-- Start of SOURCE EXCERPT --

It's kind of very wild field to it. Yeah. Um, and it's seven miles of beautiful wilderness river trail. That was an interesting segue, um, with you using that term river trail. When I first put this concept together and I was talking about, um, hiking and backpacking and camping. A lot of that type of stuff doesn't usually associate with, with kayaking or, or any kind of like river activity typically. But, um, I think the, the concept of just getting outdoors and doing things that you love is, uh, is all inclusive to what the trail connection is all about. And like I mentioned in the first episode, you know, this is something that I grew up doing as a teenager and, uh, really enjoyed and that was kinda the first thing that I jumped back into when I was trying to find something to escape to. And, uh, so I definitely wanted to incorporate that into the show. And I think that using that term is, is a perfect way to describe what we're doing. Um, because this, these not all trails have dirt. Um, I've used that, that caption before, but um, there's just some really incredible places that you can explore that you can only get there by the use of water.

Speaker 3:

Hey, we've, we've enjoyed our morning so far. Um, haven't quite had an opportunity to, uh, to find any swimming holes there. That's pretty shallow water. Most of the river that we've been on this morning has been between 12 and 18 inches deep. Maybe a little deeper in some areas, but, uh, not too many low spots. Um, so something that I love doing Josef out. I don't know if you have had any experience doing it before, but, uh, every opportunity I get to get on a water, I'm always looking for a tall tree and a deep Holda to jump into in the water and basically trying to find what all of this, I guess. So. Um, have you had any experience jumping out of trees or doing anything like that growing up? Not trees. I have, well, I've swung off of swings from trees into rivers and I have climbed.

Speaker 3:

I've done cliff jumping [inaudible] but I've never just found a tree and just decided to jump off from it. Yeah. Okay. Yeah, that was something growing up, you know, I love doing and uh, me and my buddies, anytime we had a chance to go to the river we would, and most of the areas that we, we frequented were like tubing, rivers and, um, more popular spots. So the, the, the human traffic was a lot greater on these rivers. So you didn't really have too much of a, of a chance of disturbing wildlife or anything like that. And most of the areas were pretty well defined as, yeah, it's safe. And, um, that's a, that's something kind of the reason why I wanted to bring it up today is just kind of a, a public service announcement of guests for when you're, you're planning on doing any kind of adventure sport like that.

-- End of SOURCE EXCERPT --
-- Start of DATA EXTRACT --

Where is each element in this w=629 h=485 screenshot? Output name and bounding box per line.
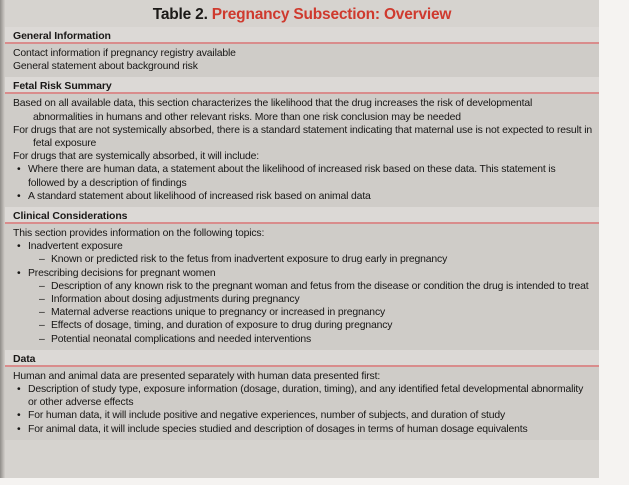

-- End of DATA EXTRACT --

▶ [TASKS TO PERFORM]:
• a. Copy the transcript from "Hey, we've, we've" to "I have climbed.".
• b. According to the transcript, how deep has most of the river been that morning?

▶ [SOLUTIONS TO THE PROBLEMS]:
• a.
Hey, we've, we've enjoyed our morning so far. Um, haven't quite had an opportunity to, uh, to find any swimming holes there. That's pretty shallow water. Most of the river that we've been on this morning has been between 12 and 18 inches deep. Maybe a little deeper in some areas, but, uh, not too many low spots. Um, so something that I love doing Josef out. I don't know if you have had any experience doing it before, but, uh, every opportunity I get to get on a water, I'm always looking for a tall tree and a deep Holda to jump into in the water and basically trying to find what all of this, I guess. So. Um, have you had any experience jumping out of trees or doing anything like that growing up? Not trees. I have, well, I've swung off of swings from trees into rivers and I have climbed.

• b. Between 12 and 18 inches deep.